— START OF Supplied data —

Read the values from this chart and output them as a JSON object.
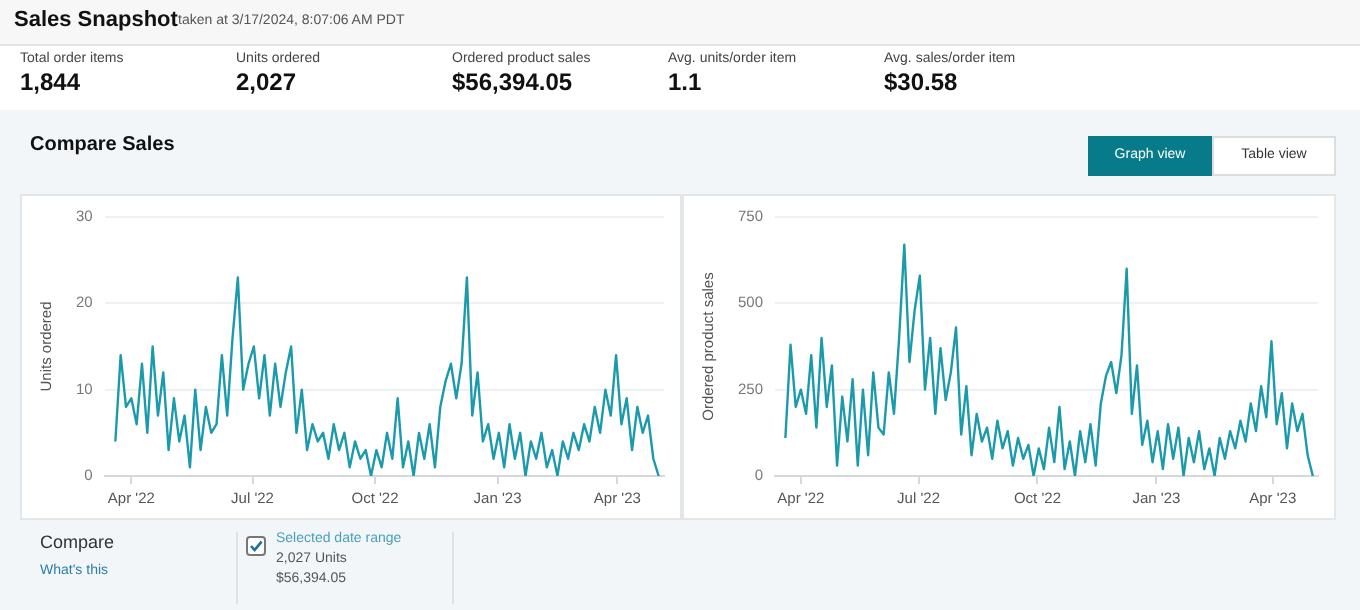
{
  "chart_data": [
    {
      "type": "other",
      "title": "Sales Snapshot",
      "subtitle": "taken at 3/17/2024, 8:07:06 AM PDT",
      "categories": [
        "Total order items",
        "Units ordered",
        "Ordered product sales",
        "Avg. units/order item",
        "Avg. sales/order item"
      ],
      "value_labels": [
        "1,844",
        "2,027",
        "$56,394.05",
        "1.1",
        "$30.58"
      ]
    },
    {
      "type": "other",
      "title": "Compare Sales",
      "annotations": [
        "Graph view",
        "Table view"
      ]
    },
    {
      "type": "line",
      "ylabel": "Units ordered",
      "xlim": [
        "2022-03-12",
        "2023-05-06"
      ],
      "ylim": [
        0,
        30
      ],
      "yticks": [
        0,
        10,
        20,
        30
      ],
      "xticks": [
        {
          "value": "2022-04-01",
          "label": "Apr '22"
        },
        {
          "value": "2022-07-01",
          "label": "Jul '22"
        },
        {
          "value": "2022-10-01",
          "label": "Oct '22"
        },
        {
          "value": "2023-01-01",
          "label": "Jan '23"
        },
        {
          "value": "2023-04-01",
          "label": "Apr '23"
        }
      ],
      "grid": "y",
      "legend": false,
      "marker": "none",
      "line_style": "solid",
      "x": [
        "2022-03-20",
        "2022-03-24",
        "2022-03-28",
        "2022-04-01",
        "2022-04-05",
        "2022-04-09",
        "2022-04-13",
        "2022-04-17",
        "2022-04-21",
        "2022-04-25",
        "2022-04-29",
        "2022-05-03",
        "2022-05-07",
        "2022-05-11",
        "2022-05-15",
        "2022-05-19",
        "2022-05-23",
        "2022-05-27",
        "2022-05-31",
        "2022-06-04",
        "2022-06-08",
        "2022-06-12",
        "2022-06-16",
        "2022-06-20",
        "2022-06-24",
        "2022-06-28",
        "2022-07-02",
        "2022-07-06",
        "2022-07-10",
        "2022-07-14",
        "2022-07-18",
        "2022-07-22",
        "2022-07-26",
        "2022-07-30",
        "2022-08-03",
        "2022-08-07",
        "2022-08-11",
        "2022-08-15",
        "2022-08-19",
        "2022-08-23",
        "2022-08-27",
        "2022-08-31",
        "2022-09-04",
        "2022-09-08",
        "2022-09-12",
        "2022-09-16",
        "2022-09-20",
        "2022-09-24",
        "2022-09-28",
        "2022-10-02",
        "2022-10-06",
        "2022-10-10",
        "2022-10-14",
        "2022-10-18",
        "2022-10-22",
        "2022-10-26",
        "2022-10-30",
        "2022-11-03",
        "2022-11-07",
        "2022-11-11",
        "2022-11-15",
        "2022-11-19",
        "2022-11-23",
        "2022-11-27",
        "2022-12-01",
        "2022-12-05",
        "2022-12-09",
        "2022-12-13",
        "2022-12-17",
        "2022-12-21",
        "2022-12-25",
        "2022-12-29",
        "2023-01-02",
        "2023-01-06",
        "2023-01-10",
        "2023-01-14",
        "2023-01-18",
        "2023-01-22",
        "2023-01-26",
        "2023-01-30",
        "2023-02-03",
        "2023-02-07",
        "2023-02-11",
        "2023-02-15",
        "2023-02-19",
        "2023-02-23",
        "2023-02-27",
        "2023-03-03",
        "2023-03-07",
        "2023-03-11",
        "2023-03-15",
        "2023-03-19",
        "2023-03-23",
        "2023-03-27",
        "2023-03-31",
        "2023-04-04",
        "2023-04-08",
        "2023-04-12",
        "2023-04-16",
        "2023-04-20",
        "2023-04-24",
        "2023-04-28",
        "2023-05-02"
      ],
      "series": [
        {
          "color": "#1a9aab",
          "values": [
            4,
            14,
            8,
            9,
            6,
            13,
            5,
            15,
            7,
            12,
            3,
            9,
            4,
            7,
            1,
            10,
            3,
            8,
            5,
            6,
            14,
            7,
            16,
            23,
            10,
            13,
            15,
            9,
            14,
            7,
            13,
            8,
            12,
            15,
            5,
            10,
            3,
            6,
            4,
            5,
            2,
            6,
            3,
            5,
            1,
            4,
            2,
            3,
            0,
            3,
            1,
            5,
            2,
            9,
            1,
            4,
            0,
            5,
            2,
            6,
            1,
            8,
            11,
            13,
            9,
            13,
            23,
            7,
            12,
            4,
            6,
            2,
            5,
            1,
            6,
            2,
            5,
            0,
            4,
            2,
            5,
            1,
            3,
            0,
            4,
            2,
            5,
            3,
            6,
            4,
            8,
            5,
            10,
            7,
            14,
            6,
            9,
            3,
            8,
            5,
            7,
            2,
            0
          ]
        }
      ]
    },
    {
      "type": "line",
      "ylabel": "Ordered product sales",
      "xlim": [
        "2022-03-12",
        "2023-05-06"
      ],
      "ylim": [
        0,
        750
      ],
      "yticks": [
        0,
        250,
        500,
        750
      ],
      "xticks": [
        {
          "value": "2022-04-01",
          "label": "Apr '22"
        },
        {
          "value": "2022-07-01",
          "label": "Jul '22"
        },
        {
          "value": "2022-10-01",
          "label": "Oct '22"
        },
        {
          "value": "2023-01-01",
          "label": "Jan '23"
        },
        {
          "value": "2023-04-01",
          "label": "Apr '23"
        }
      ],
      "grid": "y",
      "legend": false,
      "marker": "none",
      "line_style": "solid",
      "x": [
        "2022-03-20",
        "2022-03-24",
        "2022-03-28",
        "2022-04-01",
        "2022-04-05",
        "2022-04-09",
        "2022-04-13",
        "2022-04-17",
        "2022-04-21",
        "2022-04-25",
        "2022-04-29",
        "2022-05-03",
        "2022-05-07",
        "2022-05-11",
        "2022-05-15",
        "2022-05-19",
        "2022-05-23",
        "2022-05-27",
        "2022-05-31",
        "2022-06-04",
        "2022-06-08",
        "2022-06-12",
        "2022-06-16",
        "2022-06-20",
        "2022-06-24",
        "2022-06-28",
        "2022-07-02",
        "2022-07-06",
        "2022-07-10",
        "2022-07-14",
        "2022-07-18",
        "2022-07-22",
        "2022-07-26",
        "2022-07-30",
        "2022-08-03",
        "2022-08-07",
        "2022-08-11",
        "2022-08-15",
        "2022-08-19",
        "2022-08-23",
        "2022-08-27",
        "2022-08-31",
        "2022-09-04",
        "2022-09-08",
        "2022-09-12",
        "2022-09-16",
        "2022-09-20",
        "2022-09-24",
        "2022-09-28",
        "2022-10-02",
        "2022-10-06",
        "2022-10-10",
        "2022-10-14",
        "2022-10-18",
        "2022-10-22",
        "2022-10-26",
        "2022-10-30",
        "2022-11-03",
        "2022-11-07",
        "2022-11-11",
        "2022-11-15",
        "2022-11-19",
        "2022-11-23",
        "2022-11-27",
        "2022-12-01",
        "2022-12-05",
        "2022-12-09",
        "2022-12-13",
        "2022-12-17",
        "2022-12-21",
        "2022-12-25",
        "2022-12-29",
        "2023-01-02",
        "2023-01-06",
        "2023-01-10",
        "2023-01-14",
        "2023-01-18",
        "2023-01-22",
        "2023-01-26",
        "2023-01-30",
        "2023-02-03",
        "2023-02-07",
        "2023-02-11",
        "2023-02-15",
        "2023-02-19",
        "2023-02-23",
        "2023-02-27",
        "2023-03-03",
        "2023-03-07",
        "2023-03-11",
        "2023-03-15",
        "2023-03-19",
        "2023-03-23",
        "2023-03-27",
        "2023-03-31",
        "2023-04-04",
        "2023-04-08",
        "2023-04-12",
        "2023-04-16",
        "2023-04-20",
        "2023-04-24",
        "2023-04-28",
        "2023-05-02"
      ],
      "series": [
        {
          "color": "#1a9aab",
          "values": [
            110,
            380,
            200,
            250,
            180,
            350,
            140,
            400,
            200,
            320,
            30,
            230,
            100,
            280,
            30,
            250,
            60,
            300,
            140,
            120,
            300,
            180,
            400,
            670,
            330,
            480,
            580,
            250,
            400,
            180,
            370,
            220,
            300,
            430,
            120,
            260,
            60,
            180,
            100,
            140,
            50,
            160,
            80,
            130,
            30,
            110,
            50,
            90,
            0,
            80,
            20,
            140,
            40,
            200,
            20,
            100,
            0,
            130,
            40,
            150,
            30,
            210,
            290,
            330,
            240,
            350,
            600,
            180,
            320,
            90,
            160,
            40,
            130,
            20,
            150,
            50,
            140,
            0,
            110,
            40,
            130,
            20,
            80,
            0,
            110,
            50,
            130,
            80,
            160,
            100,
            210,
            130,
            260,
            170,
            390,
            150,
            240,
            80,
            210,
            130,
            180,
            60,
            0
          ]
        }
      ]
    },
    {
      "type": "other",
      "title": "Compare",
      "annotations": [
        "What's this",
        "Selected date range",
        "2,027 Units",
        "$56,394.05"
      ]
    }
  ]
}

— END OF Supplied data —

- [What to do]
Go through the material above and count the lines that contain "ylabel"; answer with the number alone.

- [Complete response]
2